» **DIRECTIONS FOR THIS TASK**:
Please return the full listing below without altering anything.

───── DATA ─────

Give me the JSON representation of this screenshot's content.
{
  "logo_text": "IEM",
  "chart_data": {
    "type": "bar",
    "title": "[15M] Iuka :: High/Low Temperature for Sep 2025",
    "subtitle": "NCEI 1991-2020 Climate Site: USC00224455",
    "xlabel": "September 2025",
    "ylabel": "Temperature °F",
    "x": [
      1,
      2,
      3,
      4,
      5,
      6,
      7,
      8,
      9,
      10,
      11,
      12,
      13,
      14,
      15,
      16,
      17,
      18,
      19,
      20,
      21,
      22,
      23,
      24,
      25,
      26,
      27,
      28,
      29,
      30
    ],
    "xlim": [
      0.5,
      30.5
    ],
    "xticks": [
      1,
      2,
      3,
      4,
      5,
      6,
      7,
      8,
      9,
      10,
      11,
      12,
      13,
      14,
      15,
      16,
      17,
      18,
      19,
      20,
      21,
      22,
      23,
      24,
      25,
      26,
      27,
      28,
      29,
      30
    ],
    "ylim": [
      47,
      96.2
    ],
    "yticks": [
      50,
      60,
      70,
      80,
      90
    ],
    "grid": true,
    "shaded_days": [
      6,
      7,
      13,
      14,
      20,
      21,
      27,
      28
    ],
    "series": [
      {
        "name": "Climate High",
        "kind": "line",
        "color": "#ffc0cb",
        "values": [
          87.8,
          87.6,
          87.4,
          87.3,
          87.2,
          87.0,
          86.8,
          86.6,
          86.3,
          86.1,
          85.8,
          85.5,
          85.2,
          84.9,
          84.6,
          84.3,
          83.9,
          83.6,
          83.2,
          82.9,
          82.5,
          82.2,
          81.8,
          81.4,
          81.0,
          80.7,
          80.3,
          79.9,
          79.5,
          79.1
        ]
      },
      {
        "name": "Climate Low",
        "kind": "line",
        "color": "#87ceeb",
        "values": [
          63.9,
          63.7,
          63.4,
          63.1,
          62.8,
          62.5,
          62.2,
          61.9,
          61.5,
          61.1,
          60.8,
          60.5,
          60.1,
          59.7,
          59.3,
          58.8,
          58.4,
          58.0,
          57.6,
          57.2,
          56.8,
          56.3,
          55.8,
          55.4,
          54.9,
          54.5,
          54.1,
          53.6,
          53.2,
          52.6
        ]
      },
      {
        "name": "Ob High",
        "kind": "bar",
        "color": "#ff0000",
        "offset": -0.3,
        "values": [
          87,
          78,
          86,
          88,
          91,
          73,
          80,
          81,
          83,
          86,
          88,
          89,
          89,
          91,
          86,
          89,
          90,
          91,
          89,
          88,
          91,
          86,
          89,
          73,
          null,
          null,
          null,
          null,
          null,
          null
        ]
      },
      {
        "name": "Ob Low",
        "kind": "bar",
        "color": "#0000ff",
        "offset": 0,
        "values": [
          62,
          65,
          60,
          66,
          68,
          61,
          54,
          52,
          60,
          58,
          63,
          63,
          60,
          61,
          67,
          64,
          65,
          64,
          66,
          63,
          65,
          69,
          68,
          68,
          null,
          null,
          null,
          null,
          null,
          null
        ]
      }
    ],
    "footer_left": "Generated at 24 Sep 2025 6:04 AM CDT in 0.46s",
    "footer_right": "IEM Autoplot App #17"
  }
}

─────

» **THE RESULT**:
Give me the JSON representation of this screenshot's content.
{
  "logo_text": "IEM",
  "chart_data": {
    "type": "bar",
    "title": "[15M] Iuka :: High/Low Temperature for Sep 2025",
    "subtitle": "NCEI 1991-2020 Climate Site: USC00224455",
    "xlabel": "September 2025",
    "ylabel": "Temperature °F",
    "x": [
      1,
      2,
      3,
      4,
      5,
      6,
      7,
      8,
      9,
      10,
      11,
      12,
      13,
      14,
      15,
      16,
      17,
      18,
      19,
      20,
      21,
      22,
      23,
      24,
      25,
      26,
      27,
      28,
      29,
      30
    ],
    "xlim": [
      0.5,
      30.5
    ],
    "xticks": [
      1,
      2,
      3,
      4,
      5,
      6,
      7,
      8,
      9,
      10,
      11,
      12,
      13,
      14,
      15,
      16,
      17,
      18,
      19,
      20,
      21,
      22,
      23,
      24,
      25,
      26,
      27,
      28,
      29,
      30
    ],
    "ylim": [
      47,
      96.2
    ],
    "yticks": [
      50,
      60,
      70,
      80,
      90
    ],
    "grid": true,
    "shaded_days": [
      6,
      7,
      13,
      14,
      20,
      21,
      27,
      28
    ],
    "series": [
      {
        "name": "Climate High",
        "kind": "line",
        "color": "#ffc0cb",
        "values": [
          87.8,
          87.6,
          87.4,
          87.3,
          87.2,
          87.0,
          86.8,
          86.6,
          86.3,
          86.1,
          85.8,
          85.5,
          85.2,
          84.9,
          84.6,
          84.3,
          83.9,
          83.6,
          83.2,
          82.9,
          82.5,
          82.2,
          81.8,
          81.4,
          81.0,
          80.7,
          80.3,
          79.9,
          79.5,
          79.1
        ]
      },
      {
        "name": "Climate Low",
        "kind": "line",
        "color": "#87ceeb",
        "values": [
          63.9,
          63.7,
          63.4,
          63.1,
          62.8,
          62.5,
          62.2,
          61.9,
          61.5,
          61.1,
          60.8,
          60.5,
          60.1,
          59.7,
          59.3,
          58.8,
          58.4,
          58.0,
          57.6,
          57.2,
          56.8,
          56.3,
          55.8,
          55.4,
          54.9,
          54.5,
          54.1,
          53.6,
          53.2,
          52.6
        ]
      },
      {
        "name": "Ob High",
        "kind": "bar",
        "color": "#ff0000",
        "offset": -0.3,
        "values": [
          87,
          78,
          86,
          88,
          91,
          73,
          80,
          81,
          83,
          86,
          88,
          89,
          89,
          91,
          86,
          89,
          90,
          91,
          89,
          88,
          91,
          86,
          89,
          73,
          null,
          null,
          null,
          null,
          null,
          null
        ]
      },
      {
        "name": "Ob Low",
        "kind": "bar",
        "color": "#0000ff",
        "offset": 0,
        "values": [
          62,
          65,
          60,
          66,
          68,
          61,
          54,
          52,
          60,
          58,
          63,
          63,
          60,
          61,
          67,
          64,
          65,
          64,
          66,
          63,
          65,
          69,
          68,
          68,
          null,
          null,
          null,
          null,
          null,
          null
        ]
      }
    ],
    "footer_left": "Generated at 24 Sep 2025 6:04 AM CDT in 0.46s",
    "footer_right": "IEM Autoplot App #17"
  }
}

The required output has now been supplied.